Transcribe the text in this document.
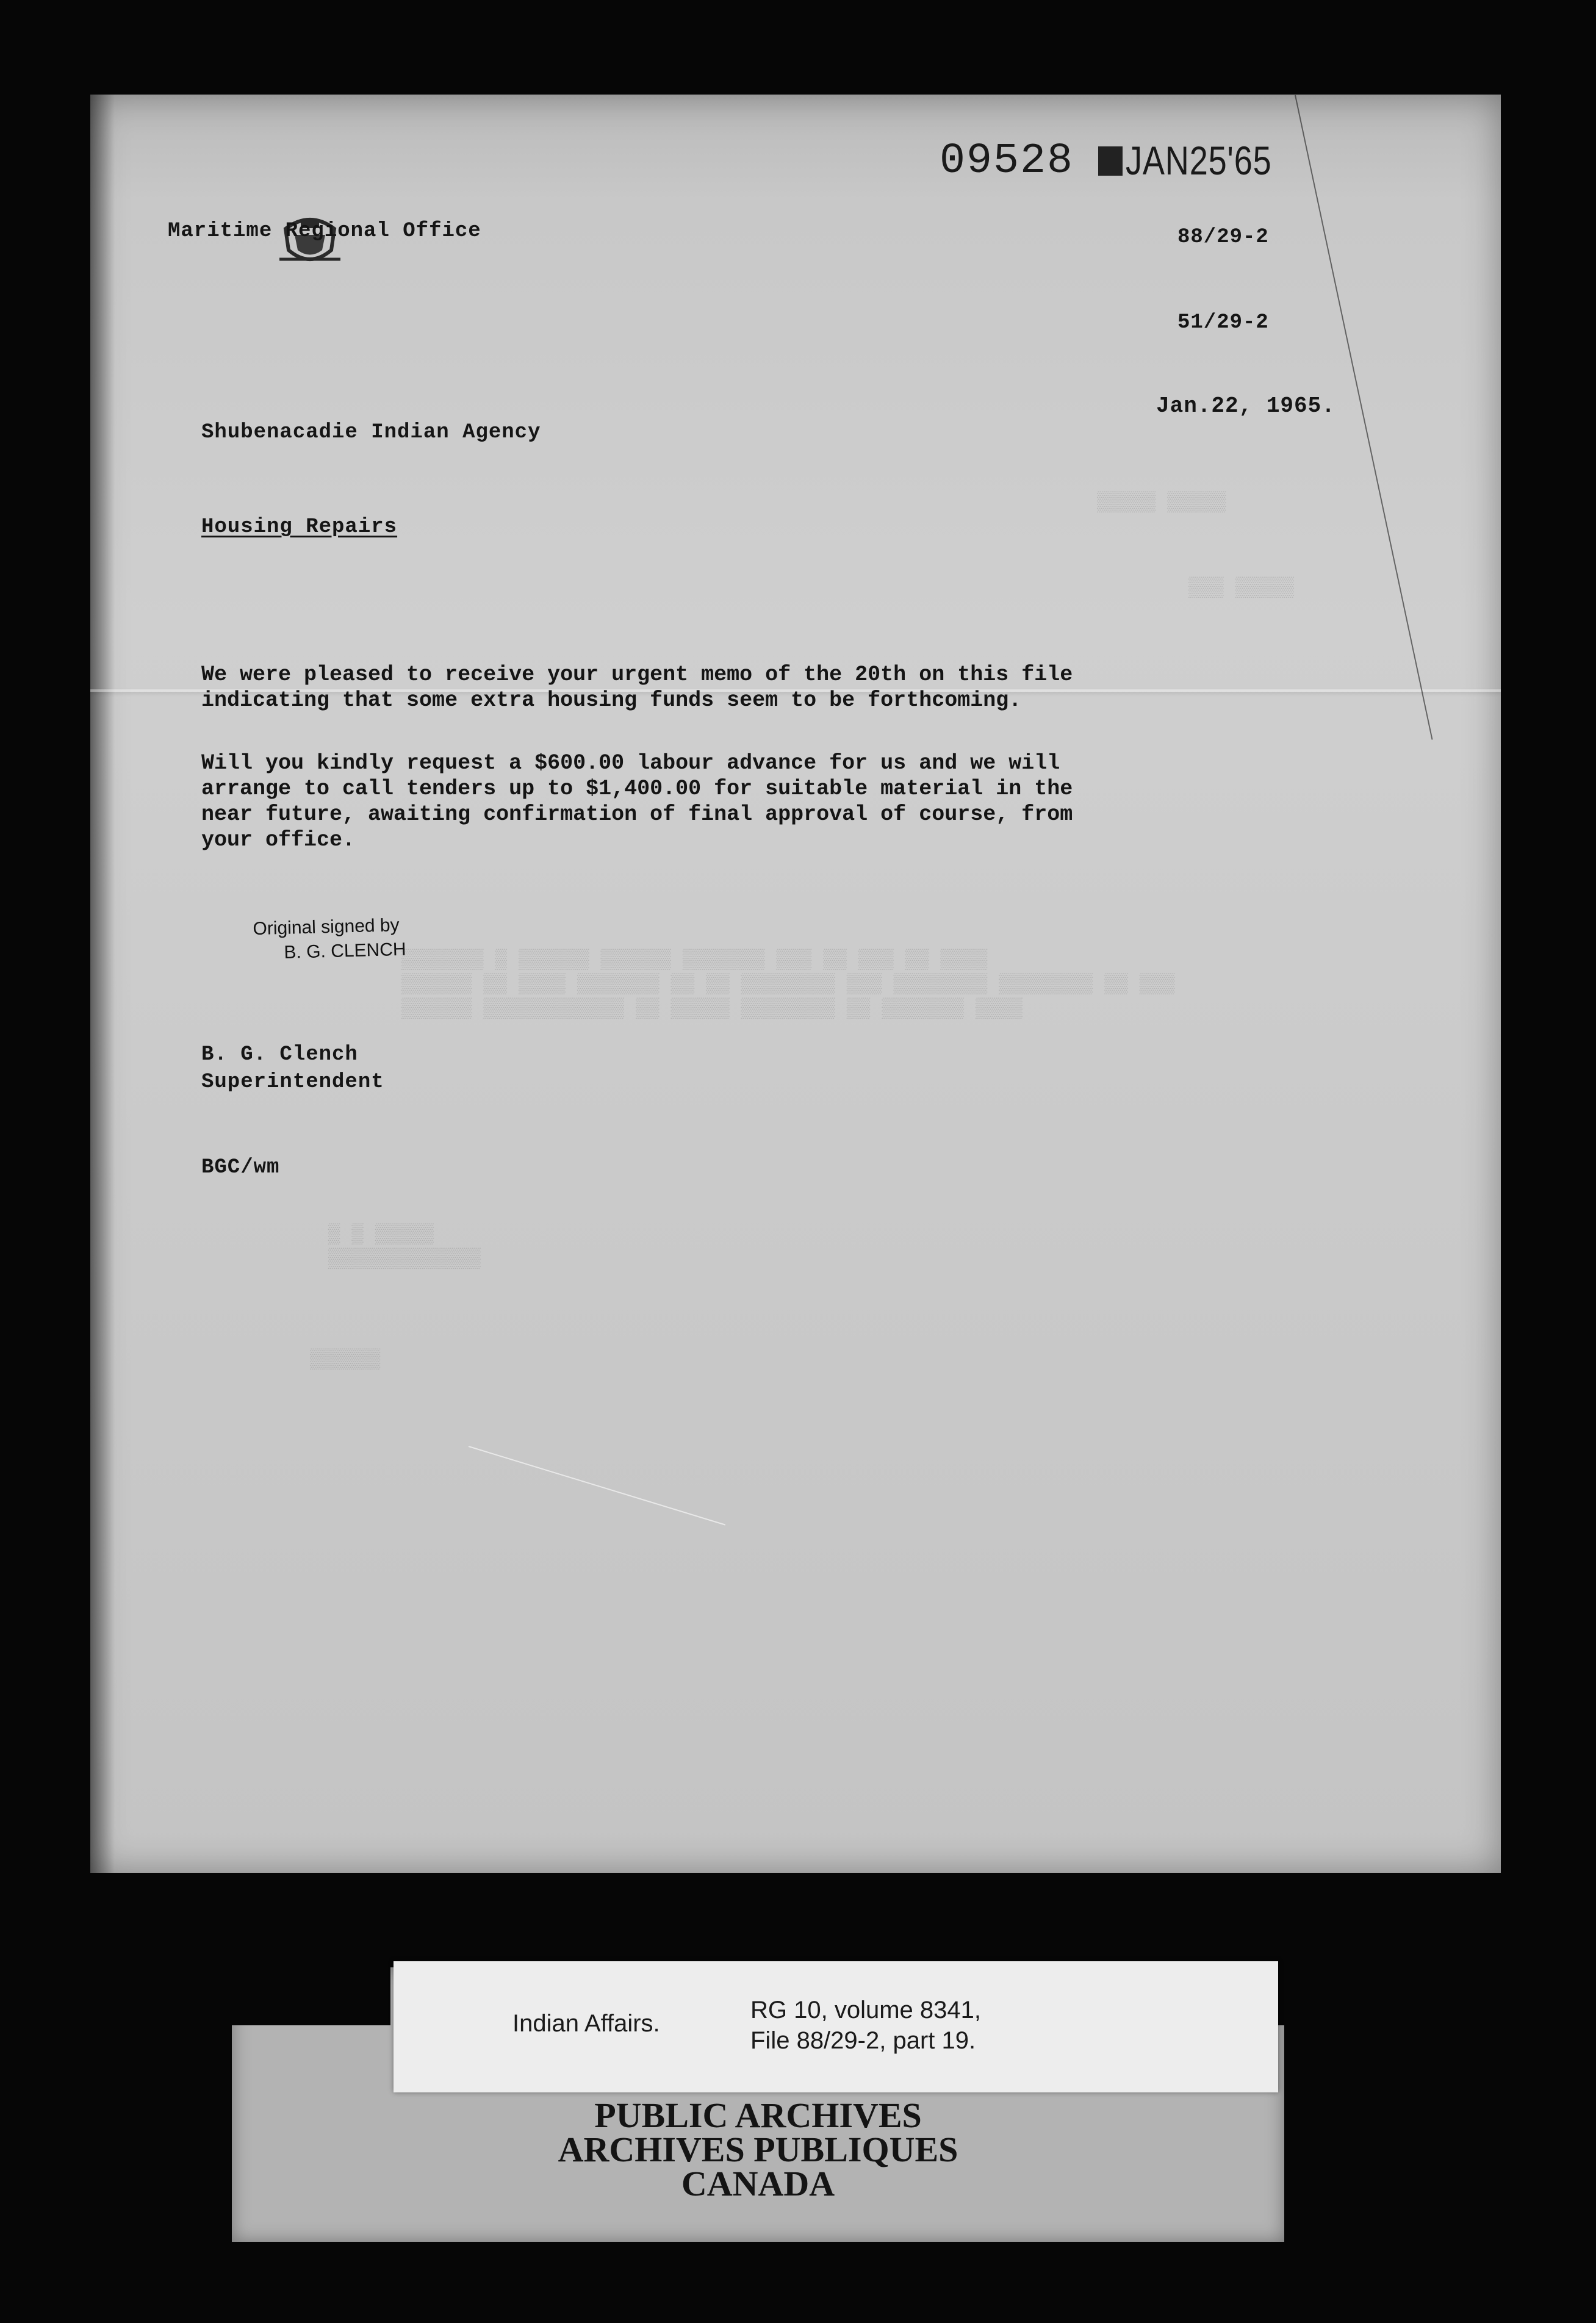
▒▒▒▒▒ ▒▒▒▒▒
▒▒▒ ▒▒▒▒▒
▒▒▒▒▒▒▒ ▒ ▒▒▒▒▒▒ ▒▒▒▒▒▒ ▒▒▒▒▒▒▒ ▒▒▒ ▒▒ ▒▒▒ ▒▒ ▒▒▒▒
▒▒▒▒▒▒ ▒▒ ▒▒▒▒ ▒▒▒▒▒▒▒ ▒▒ ▒▒ ▒▒▒▒▒▒▒▒ ▒▒▒ ▒▒▒▒▒▒▒▒ ▒▒▒▒▒▒▒▒ ▒▒ ▒▒▒
▒▒▒▒▒▒ ▒▒▒▒▒▒▒▒▒▒▒▒ ▒▒ ▒▒▒▒▒ ▒▒▒▒▒▒▒▒ ▒▒ ▒▒▒▒▒▒▒ ▒▒▒▒
▒ ▒ ▒▒▒▒▒
▒▒▒▒▒▒▒▒▒▒▒▒▒
▒▒▒▒▒▒
09528 JAN25'65
Maritime Regional Office	88/29-2
51/29-2
Jan.22, 1965.
Shubenacadie Indian Agency
Housing Repairs
We were pleased to receive your urgent memo of the 20th on this file
indicating that some extra housing funds seem to be forthcoming.
Will you kindly request a $600.00 labour advance for us and we will
arrange to call tenders up to $1,400.00 for suitable material in the
near future, awaiting confirmation of final approval of course, from
your office.
Original signed by
B. G. CLENCH
B. G. Clench
Superintendent
BGC/wm
Indian Affairs.	RG 10, volume 8341,
File 88/29-2, part 19.
PUBLIC ARCHIVES
ARCHIVES PUBLIQUES
CANADA
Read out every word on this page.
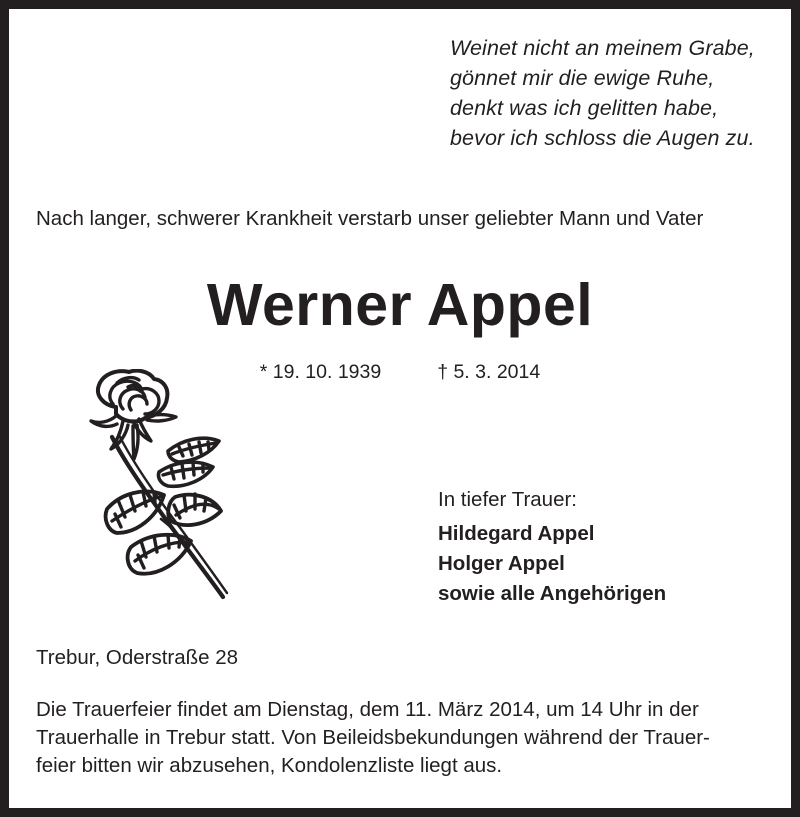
Weinet nicht an meinem Grabe,
gönnet mir die ewige Ruhe,
denkt was ich gelitten habe,
bevor ich schloss die Augen zu.
Nach langer, schwerer Krankheit verstarb unser geliebter Mann und Vater
Werner Appel
* 19. 10. 1939	† 5. 3. 2014
In tiefer Trauer:
Hildegard Appel
Holger Appel
sowie alle Angehörigen
Trebur, Oderstraße 28
Die Trauerfeier findet am Dienstag, dem 11. März 2014, um 14 Uhr in der
Trauerhalle in Trebur statt. Von Beileidsbekundungen während der Trauer-
feier bitten wir abzusehen, Kondolenzliste liegt aus.
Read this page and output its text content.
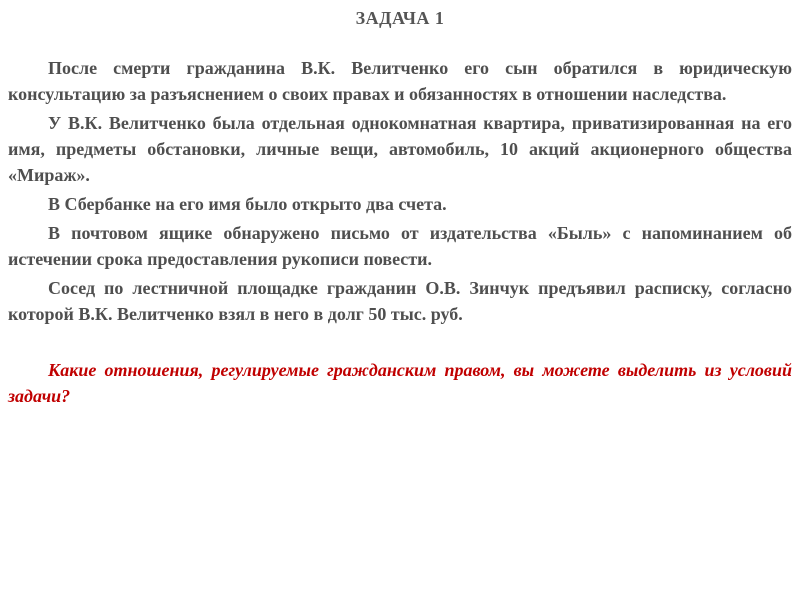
ЗАДАЧА 1

После смерти гражданина В.К. Велитченко его сын обратился в юридическую консультацию за разъяснением о своих правах и обязанностях в отношении наследства.

У В.К. Велитченко была отдельная однокомнатная квартира, приватизированная на его имя, предметы обстановки, личные вещи, автомобиль, 10 акций акционерного общества «Мираж».

В Сбербанке на его имя было открыто два счета.

В почтовом ящике обнаружено письмо от издательства «Быль» с напоминанием об истечении срока предоставления рукописи повести.

Сосед по лестничной площадке гражданин О.В. Зинчук предъявил расписку, согласно которой В.К. Велитченко взял в него в долг 50 тыс. руб.

Какие отношения, регулируемые гражданским правом, вы можете выделить из условий задачи?
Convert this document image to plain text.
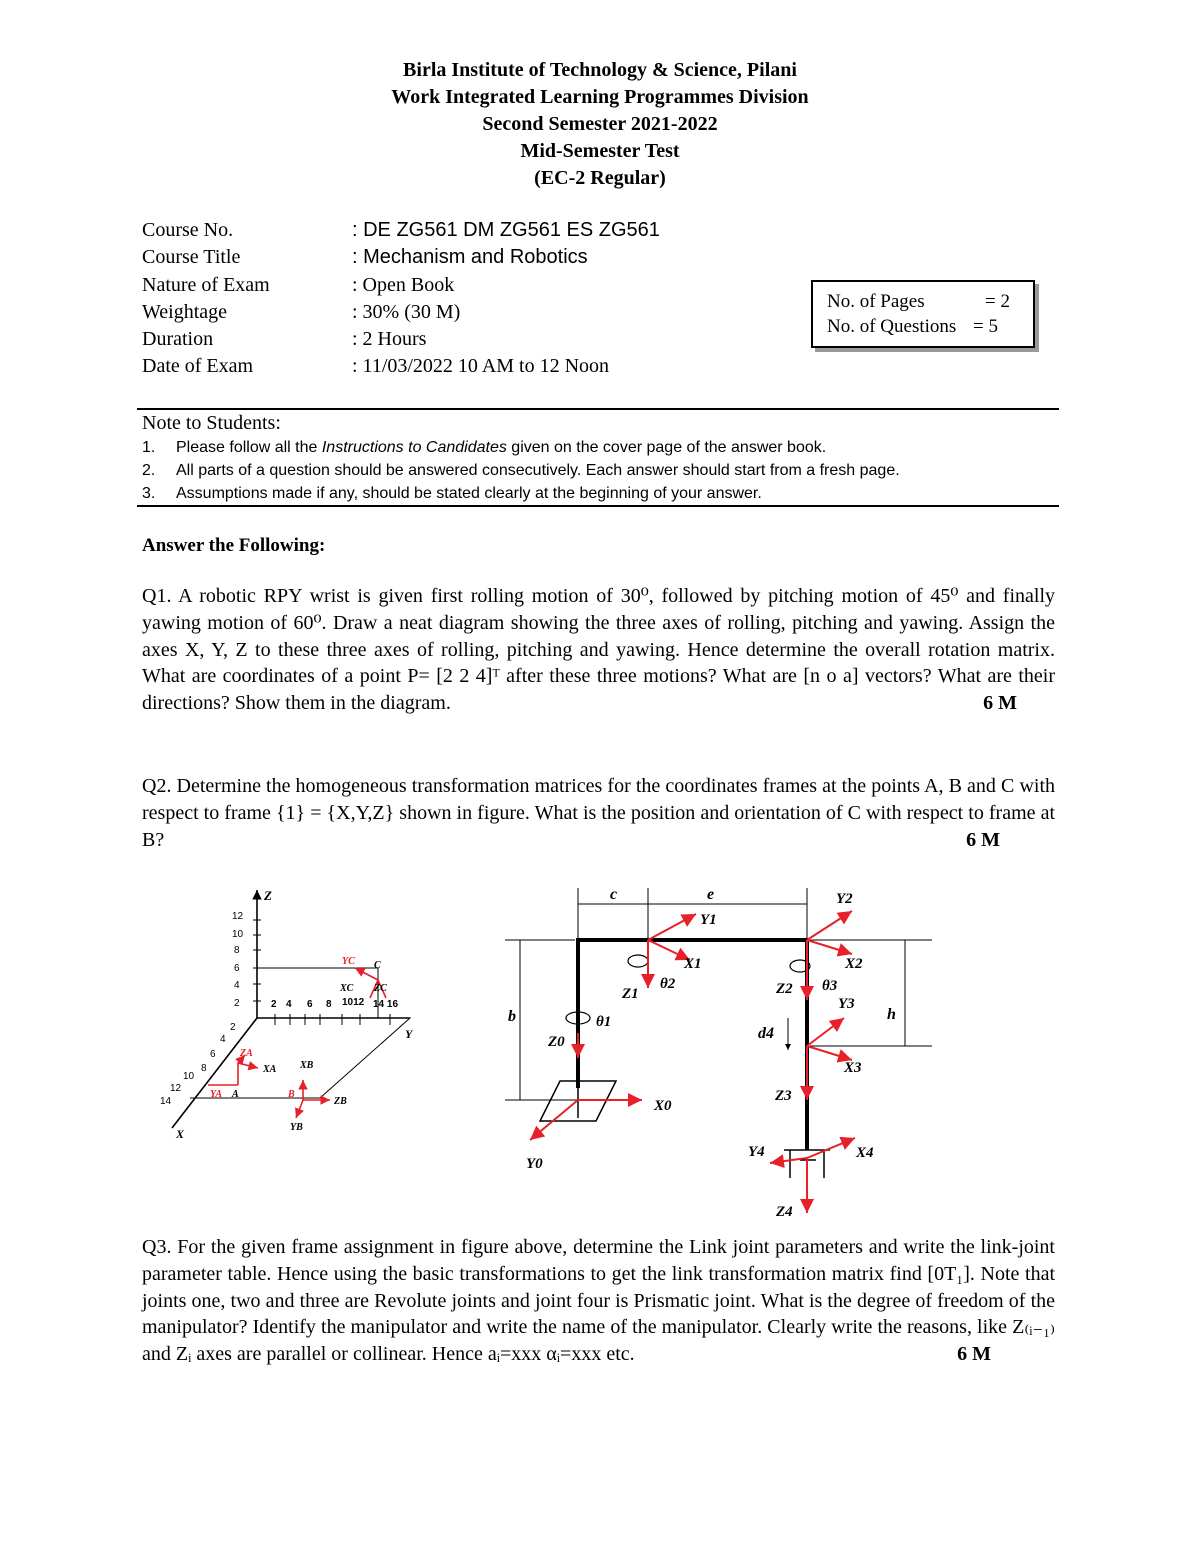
Birla Institute of Technology & Science, Pilani
Work Integrated Learning Programmes Division
Second Semester 2021-2022
Mid-Semester Test
(EC-2 Regular)
Course No.	: DE ZG561 DM ZG561 ES ZG561
Course Title	: Mechanism and Robotics
Nature of Exam	: Open Book
Weightage	: 30% (30 M)
Duration	: 2 Hours
Date of Exam	: 11/03/2022 10 AM to 12 Noon
No. of Pages	= 2
No. of Questions = 5
Note to Students:
1. Please follow all the Instructions to Candidates given on the cover page of the answer book.
2. All parts of a question should be answered consecutively. Each answer should start from a fresh page.
3. Assumptions made if any, should be stated clearly at the beginning of your answer.
Answer the Following:
Q1. A robotic RPY wrist is given first rolling motion of 30⁰, followed by pitching motion of 45⁰ and finally yawing motion of 60⁰. Draw a neat diagram showing the three axes of rolling, pitching and yawing. Assign the axes X, Y, Z to these three axes of rolling, pitching and yawing. Hence determine the overall rotation matrix. What are coordinates of a point P= [2 2 4]ᵀ after these three motions? What are [n o a] vectors? What are their directions? Show them in the diagram.	6 M
Q2. Determine the homogeneous transformation matrices for the coordinates frames at the points A, B and C with respect to frame {1} = {X,Y,Z} shown in figure. What is the position and orientation of C with respect to frame at B?	6 M
Z
Y
X
12
10
8
6
4
2	2 4 6 8 1012 14 16
2
4
6
8
10
12
14
YC C
XC ZC
ZA
XA
YA A
XB
B
ZB
YB
c	e
b	h
d4
Y1
X1
Z1
θ2
θ1
Z0
X0
Y0
Y2
X2
Z2 θ3
Y3
X3
Z3
Y4	X4
Z4
Q3. For the given frame assignment in figure above, determine the Link joint parameters and write the link-joint parameter table. Hence using the basic transformations to get the link transformation matrix find [0T₁]. Note that joints one, two and three are Revolute joints and joint four is Prismatic joint. What is the degree of freedom of the manipulator? Identify the manipulator and write the name of the manipulator. Clearly write the reasons, like Z₍ᵢ₋₁₎ and Zᵢ axes are parallel or collinear. Hence aᵢ=xxx αᵢ=xxx etc.	6 M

#####

- [TASK INSTRUCTIONS] From the data above, copy each line where the string "Semester" appears.

- [EXPECTED OUTPUT]
Second Semester 2021-2022
Mid-Semester Test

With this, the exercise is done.